(Stored records)
****
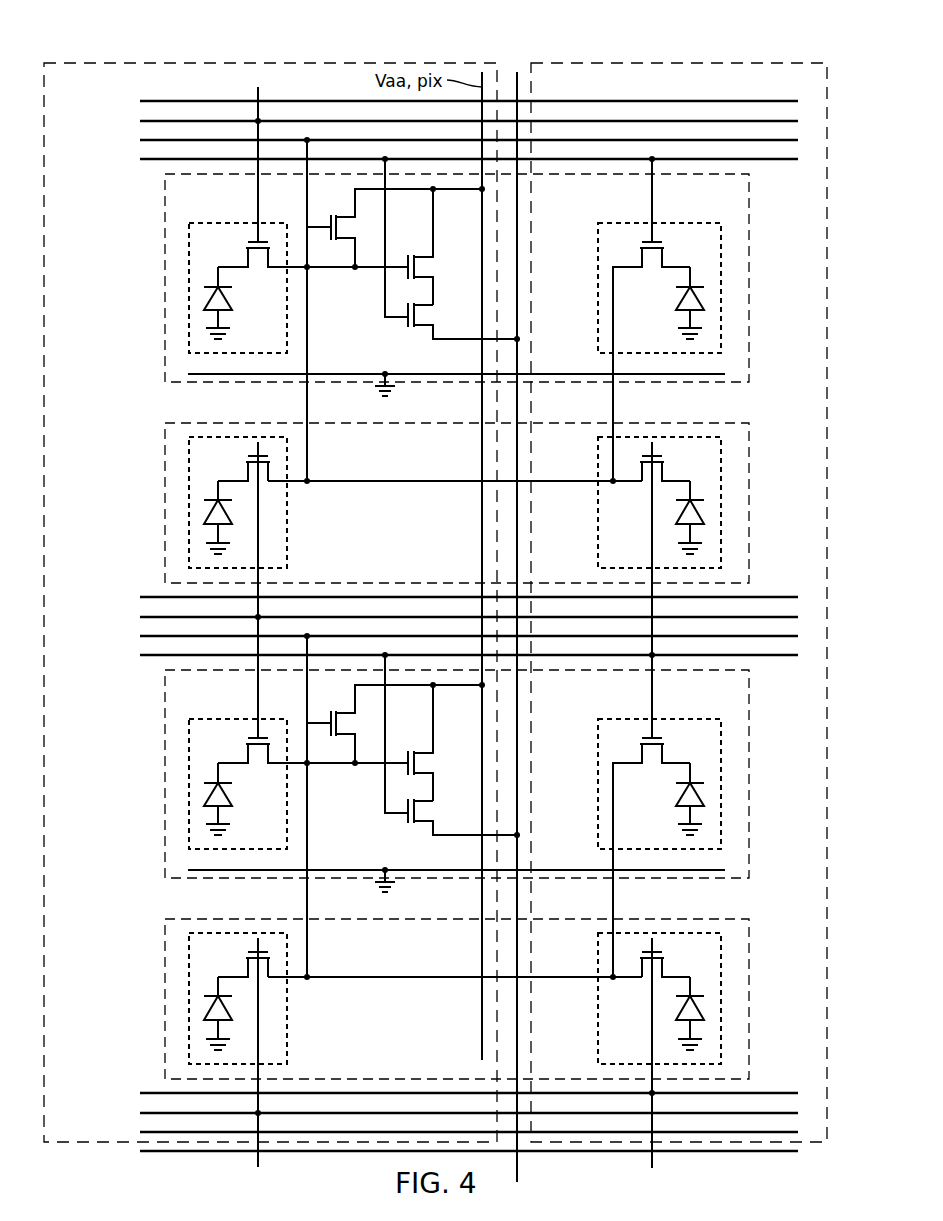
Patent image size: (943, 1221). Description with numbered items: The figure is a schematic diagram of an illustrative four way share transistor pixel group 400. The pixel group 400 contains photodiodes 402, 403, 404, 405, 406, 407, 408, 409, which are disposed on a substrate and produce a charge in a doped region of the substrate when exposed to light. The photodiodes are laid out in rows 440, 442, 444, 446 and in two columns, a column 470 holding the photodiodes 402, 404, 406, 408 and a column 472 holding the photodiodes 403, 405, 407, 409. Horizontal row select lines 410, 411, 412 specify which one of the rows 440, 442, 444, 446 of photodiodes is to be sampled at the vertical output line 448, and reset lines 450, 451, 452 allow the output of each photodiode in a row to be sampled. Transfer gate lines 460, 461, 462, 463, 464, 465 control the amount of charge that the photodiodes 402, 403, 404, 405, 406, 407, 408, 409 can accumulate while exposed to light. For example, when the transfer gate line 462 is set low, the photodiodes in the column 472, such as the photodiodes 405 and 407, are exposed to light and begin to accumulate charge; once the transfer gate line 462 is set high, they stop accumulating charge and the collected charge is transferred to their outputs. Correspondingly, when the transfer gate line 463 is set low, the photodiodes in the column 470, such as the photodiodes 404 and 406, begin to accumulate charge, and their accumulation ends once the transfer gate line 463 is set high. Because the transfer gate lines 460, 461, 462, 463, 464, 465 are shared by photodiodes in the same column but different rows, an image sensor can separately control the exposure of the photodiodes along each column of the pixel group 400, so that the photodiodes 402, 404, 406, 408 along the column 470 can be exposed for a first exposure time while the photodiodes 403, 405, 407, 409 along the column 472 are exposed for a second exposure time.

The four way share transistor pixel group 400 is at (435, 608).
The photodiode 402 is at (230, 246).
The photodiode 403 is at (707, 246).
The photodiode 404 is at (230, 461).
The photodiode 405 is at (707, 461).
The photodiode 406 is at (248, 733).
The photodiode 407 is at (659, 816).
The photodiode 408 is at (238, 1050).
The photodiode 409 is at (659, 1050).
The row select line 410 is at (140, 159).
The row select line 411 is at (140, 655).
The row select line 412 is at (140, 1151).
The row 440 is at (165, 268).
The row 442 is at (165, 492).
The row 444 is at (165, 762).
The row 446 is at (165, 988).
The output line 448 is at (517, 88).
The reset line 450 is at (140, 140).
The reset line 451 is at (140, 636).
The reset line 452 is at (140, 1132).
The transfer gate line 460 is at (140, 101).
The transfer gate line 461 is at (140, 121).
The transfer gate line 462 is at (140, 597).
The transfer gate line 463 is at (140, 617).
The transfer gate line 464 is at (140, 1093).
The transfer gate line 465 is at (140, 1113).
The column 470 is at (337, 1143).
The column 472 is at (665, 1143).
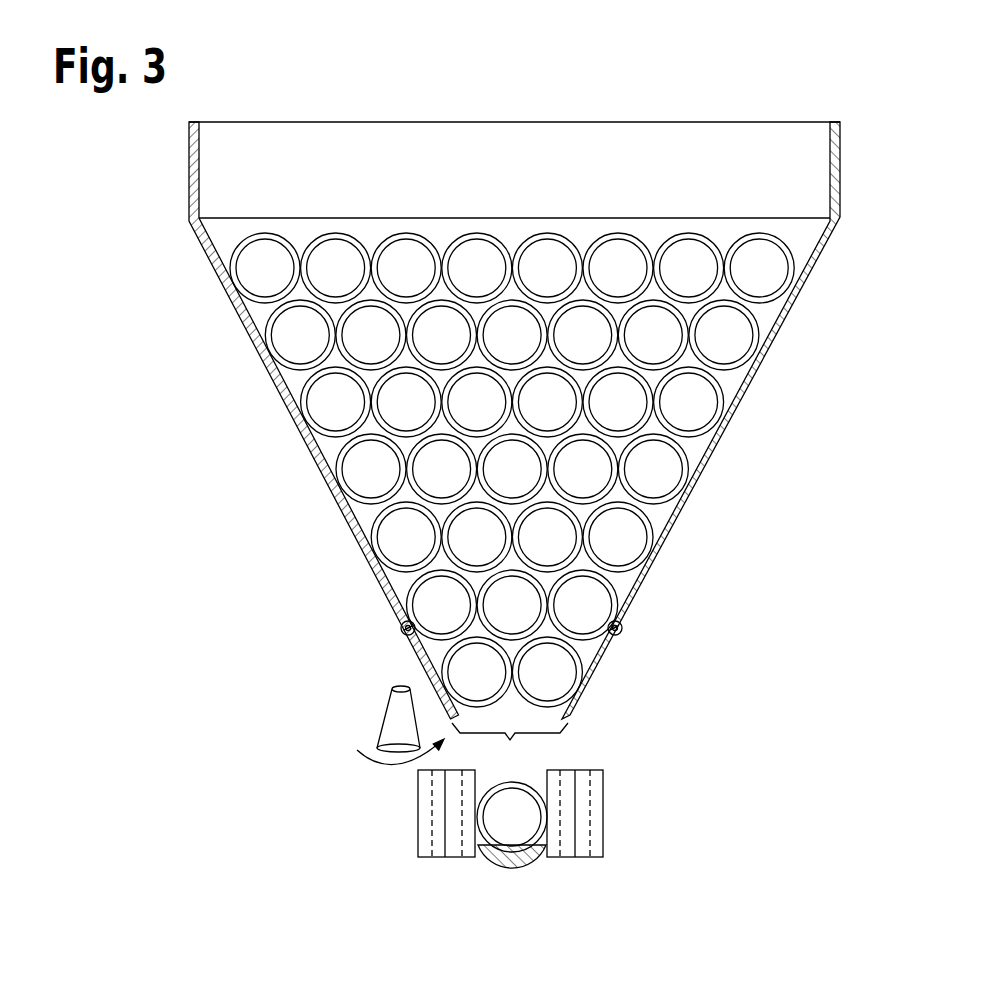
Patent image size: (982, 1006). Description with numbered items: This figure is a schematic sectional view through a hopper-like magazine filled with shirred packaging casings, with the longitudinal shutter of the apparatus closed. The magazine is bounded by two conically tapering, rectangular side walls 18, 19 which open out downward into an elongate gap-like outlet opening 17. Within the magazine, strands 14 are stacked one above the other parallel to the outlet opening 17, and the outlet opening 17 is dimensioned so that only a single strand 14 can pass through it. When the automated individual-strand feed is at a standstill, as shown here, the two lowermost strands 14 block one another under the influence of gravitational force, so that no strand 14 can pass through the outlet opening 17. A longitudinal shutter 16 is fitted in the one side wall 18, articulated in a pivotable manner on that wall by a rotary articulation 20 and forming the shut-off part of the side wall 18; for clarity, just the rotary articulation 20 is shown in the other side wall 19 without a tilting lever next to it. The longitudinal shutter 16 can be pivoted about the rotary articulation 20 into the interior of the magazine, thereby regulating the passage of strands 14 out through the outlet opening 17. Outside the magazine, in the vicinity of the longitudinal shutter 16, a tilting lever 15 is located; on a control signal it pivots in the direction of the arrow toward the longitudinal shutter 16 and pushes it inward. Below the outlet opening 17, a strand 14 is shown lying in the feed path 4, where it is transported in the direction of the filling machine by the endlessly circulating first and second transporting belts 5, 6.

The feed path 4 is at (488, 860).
****
Give back every line above word for word, leaving out the picture markers.

▶ **EXPECTED OUTPUT**
Patent image size: (943, 1221). Description with numbered items: The figure is a schematic diagram of an illustrative four way share transistor pixel group 400. The pixel group 400 contains photodiodes 402, 403, 404, 405, 406, 407, 408, 409, which are disposed on a substrate and produce a charge in a doped region of the substrate when exposed to light. The photodiodes are laid out in rows 440, 442, 444, 446 and in two columns, a column 470 holding the photodiodes 402, 404, 406, 408 and a column 472 holding the photodiodes 403, 405, 407, 409. Horizontal row select lines 410, 411, 412 specify which one of the rows 440, 442, 444, 446 of photodiodes is to be sampled at the vertical output line 448, and reset lines 450, 451, 452 allow the output of each photodiode in a row to be sampled. Transfer gate lines 460, 461, 462, 463, 464, 465 control the amount of charge that the photodiodes 402, 403, 404, 405, 406, 407, 408, 409 can accumulate while exposed to light. For example, when the transfer gate line 462 is set low, the photodiodes in the column 472, such as the photodiodes 405 and 407, are exposed to light and begin to accumulate charge; once the transfer gate line 462 is set high, they stop accumulating charge and the collected charge is transferred to their outputs. Correspondingly, when the transfer gate line 463 is set low, the photodiodes in the column 470, such as the photodiodes 404 and 406, begin to accumulate charge, and their accumulation ends once the transfer gate line 463 is set high. Because the transfer gate lines 460, 461, 462, 463, 464, 465 are shared by photodiodes in the same column but different rows, an image sensor can separately control the exposure of the photodiodes along each column of the pixel group 400, so that the photodiodes 402, 404, 406, 408 along the column 470 can be exposed for a first exposure time while the photodiodes 403, 405, 407, 409 along the column 472 are exposed for a second exposure time.

The four way share transistor pixel group 400 is at (435, 608).
The photodiode 402 is at (230, 246).
The photodiode 403 is at (707, 246).
The photodiode 404 is at (230, 461).
The photodiode 405 is at (707, 461).
The photodiode 406 is at (248, 733).
The photodiode 407 is at (659, 816).
The photodiode 408 is at (238, 1050).
The photodiode 409 is at (659, 1050).
The row select line 410 is at (140, 159).
The row select line 411 is at (140, 655).
The row select line 412 is at (140, 1151).
The row 440 is at (165, 268).
The row 442 is at (165, 492).
The row 444 is at (165, 762).
The row 446 is at (165, 988).
The output line 448 is at (517, 88).
The reset line 450 is at (140, 140).
The reset line 451 is at (140, 636).
The reset line 452 is at (140, 1132).
The transfer gate line 460 is at (140, 101).
The transfer gate line 461 is at (140, 121).
The transfer gate line 462 is at (140, 597).
The transfer gate line 463 is at (140, 617).
The transfer gate line 464 is at (140, 1093).
The transfer gate line 465 is at (140, 1113).
The column 470 is at (337, 1143).
The column 472 is at (665, 1143).
Patent image size: (982, 1006). Description with numbered items: This figure is a schematic sectional view through a hopper-like magazine filled with shirred packaging casings, with the longitudinal shutter of the apparatus closed. The magazine is bounded by two conically tapering, rectangular side walls 18, 19 which open out downward into an elongate gap-like outlet opening 17. Within the magazine, strands 14 are stacked one above the other parallel to the outlet opening 17, and the outlet opening 17 is dimensioned so that only a single strand 14 can pass through it. When the automated individual-strand feed is at a standstill, as shown here, the two lowermost strands 14 block one another under the influence of gravitational force, so that no strand 14 can pass through the outlet opening 17. A longitudinal shutter 16 is fitted in the one side wall 18, articulated in a pivotable manner on that wall by a rotary articulation 20 and forming the shut-off part of the side wall 18; for clarity, just the rotary articulation 20 is shown in the other side wall 19 without a tilting lever next to it. The longitudinal shutter 16 can be pivoted about the rotary articulation 20 into the interior of the magazine, thereby regulating the passage of strands 14 out through the outlet opening 17. Outside the magazine, in the vicinity of the longitudinal shutter 16, a tilting lever 15 is located; on a control signal it pivots in the direction of the arrow toward the longitudinal shutter 16 and pushes it inward. Below the outlet opening 17, a strand 14 is shown lying in the feed path 4, where it is transported in the direction of the filling machine by the endlessly circulating first and second transporting belts 5, 6.

The feed path 4 is at (488, 860).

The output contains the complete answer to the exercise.